Start of Material to process
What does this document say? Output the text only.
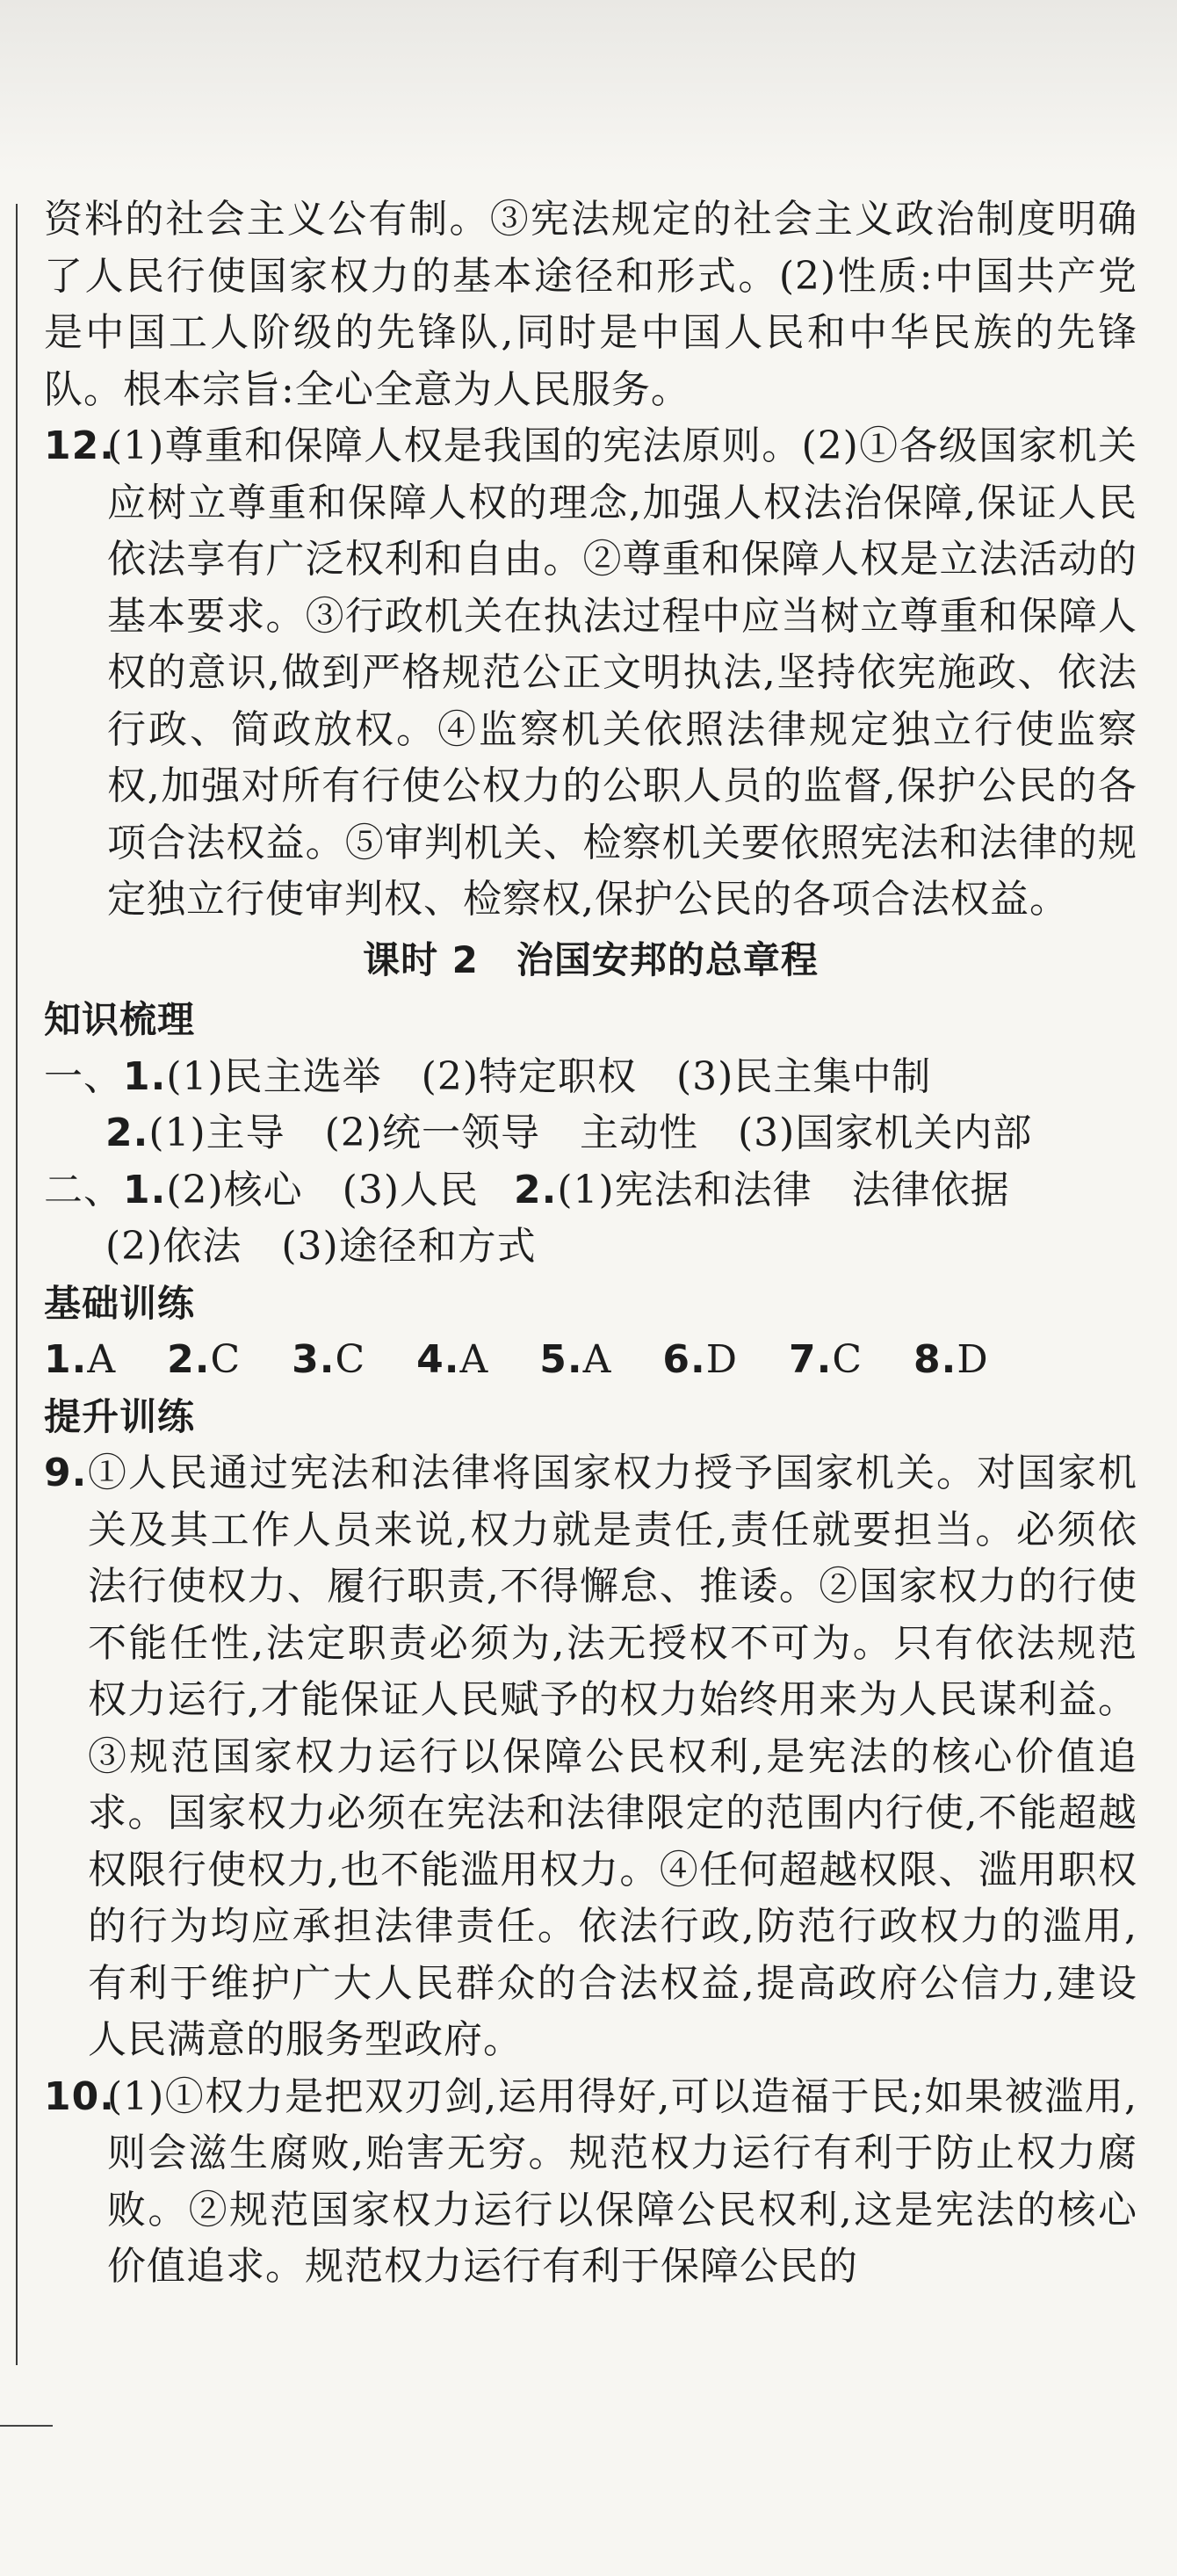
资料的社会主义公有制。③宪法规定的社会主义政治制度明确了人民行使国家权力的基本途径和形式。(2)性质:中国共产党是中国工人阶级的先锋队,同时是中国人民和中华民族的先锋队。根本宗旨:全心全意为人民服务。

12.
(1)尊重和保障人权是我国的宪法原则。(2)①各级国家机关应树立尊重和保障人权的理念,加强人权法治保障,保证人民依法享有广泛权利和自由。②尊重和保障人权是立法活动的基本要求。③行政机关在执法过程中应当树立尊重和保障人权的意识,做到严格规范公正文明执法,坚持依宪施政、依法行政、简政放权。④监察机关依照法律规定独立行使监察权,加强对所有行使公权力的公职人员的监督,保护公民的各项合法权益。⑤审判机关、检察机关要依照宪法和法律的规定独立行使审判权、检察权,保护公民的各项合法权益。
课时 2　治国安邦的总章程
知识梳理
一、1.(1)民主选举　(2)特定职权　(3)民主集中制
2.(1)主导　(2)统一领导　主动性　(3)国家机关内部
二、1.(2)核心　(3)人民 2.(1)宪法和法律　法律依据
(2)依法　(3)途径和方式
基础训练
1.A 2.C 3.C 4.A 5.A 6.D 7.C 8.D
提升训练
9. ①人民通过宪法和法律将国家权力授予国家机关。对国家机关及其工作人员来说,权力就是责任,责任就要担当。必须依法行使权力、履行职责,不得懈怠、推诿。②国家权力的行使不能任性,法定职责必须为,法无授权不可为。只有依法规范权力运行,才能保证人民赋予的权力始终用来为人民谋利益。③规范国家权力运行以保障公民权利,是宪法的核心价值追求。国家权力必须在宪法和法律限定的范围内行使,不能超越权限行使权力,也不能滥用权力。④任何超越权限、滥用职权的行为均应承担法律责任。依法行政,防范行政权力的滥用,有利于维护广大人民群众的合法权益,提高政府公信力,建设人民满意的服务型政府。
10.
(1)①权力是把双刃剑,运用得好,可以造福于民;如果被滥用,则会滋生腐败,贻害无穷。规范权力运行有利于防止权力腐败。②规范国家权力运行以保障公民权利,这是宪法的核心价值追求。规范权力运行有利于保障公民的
End of Material to process
Start of Material to process
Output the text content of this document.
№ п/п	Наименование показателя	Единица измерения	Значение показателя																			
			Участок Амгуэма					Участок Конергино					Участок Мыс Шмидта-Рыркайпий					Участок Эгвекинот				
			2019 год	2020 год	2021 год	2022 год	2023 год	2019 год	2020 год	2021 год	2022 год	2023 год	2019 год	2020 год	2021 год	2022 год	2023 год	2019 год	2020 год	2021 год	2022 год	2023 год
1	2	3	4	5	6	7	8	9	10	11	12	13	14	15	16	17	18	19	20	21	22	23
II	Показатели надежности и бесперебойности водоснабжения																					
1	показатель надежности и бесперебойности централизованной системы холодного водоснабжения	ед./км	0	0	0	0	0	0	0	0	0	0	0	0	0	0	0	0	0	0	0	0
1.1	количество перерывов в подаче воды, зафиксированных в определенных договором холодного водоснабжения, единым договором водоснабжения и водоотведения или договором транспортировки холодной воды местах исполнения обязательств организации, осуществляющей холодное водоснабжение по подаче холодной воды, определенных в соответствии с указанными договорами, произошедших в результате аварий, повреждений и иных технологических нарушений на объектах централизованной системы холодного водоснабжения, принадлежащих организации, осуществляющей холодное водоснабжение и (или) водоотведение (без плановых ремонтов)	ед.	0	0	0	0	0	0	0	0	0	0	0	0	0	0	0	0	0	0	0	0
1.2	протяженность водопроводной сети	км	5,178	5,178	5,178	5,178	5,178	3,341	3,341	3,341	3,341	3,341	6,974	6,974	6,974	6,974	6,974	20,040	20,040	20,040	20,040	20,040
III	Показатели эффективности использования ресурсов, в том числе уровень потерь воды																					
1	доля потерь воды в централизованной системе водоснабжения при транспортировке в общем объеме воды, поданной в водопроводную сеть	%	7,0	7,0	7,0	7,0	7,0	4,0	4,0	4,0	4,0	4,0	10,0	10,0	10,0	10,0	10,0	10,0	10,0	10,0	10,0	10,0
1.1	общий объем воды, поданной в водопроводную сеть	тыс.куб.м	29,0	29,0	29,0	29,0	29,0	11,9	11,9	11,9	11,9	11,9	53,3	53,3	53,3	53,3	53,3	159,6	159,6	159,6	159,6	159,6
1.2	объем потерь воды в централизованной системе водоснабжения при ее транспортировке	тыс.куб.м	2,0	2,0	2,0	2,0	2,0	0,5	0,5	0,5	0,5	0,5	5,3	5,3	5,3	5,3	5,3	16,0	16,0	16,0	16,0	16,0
End of Material to process
Problem statement
Scan the material above for the string "водопроводную" and return the lines that hold it.

Response to this exercise
1	доля потерь воды в централизованной системе водоснабжения при транспортировке в общем объеме воды, поданной в водопроводную сеть	%	7,0	7,0	7,0	7,0	7,0	4,0	4,0	4,0	4,0	4,0	10,0	10,0	10,0	10,0	10,0	10,0	10,0	10,0	10,0	10,0
1.1	общий объем воды, поданной в водопроводную сеть	тыс.куб.м	29,0	29,0	29,0	29,0	29,0	11,9	11,9	11,9	11,9	11,9	53,3	53,3	53,3	53,3	53,3	159,6	159,6	159,6	159,6	159,6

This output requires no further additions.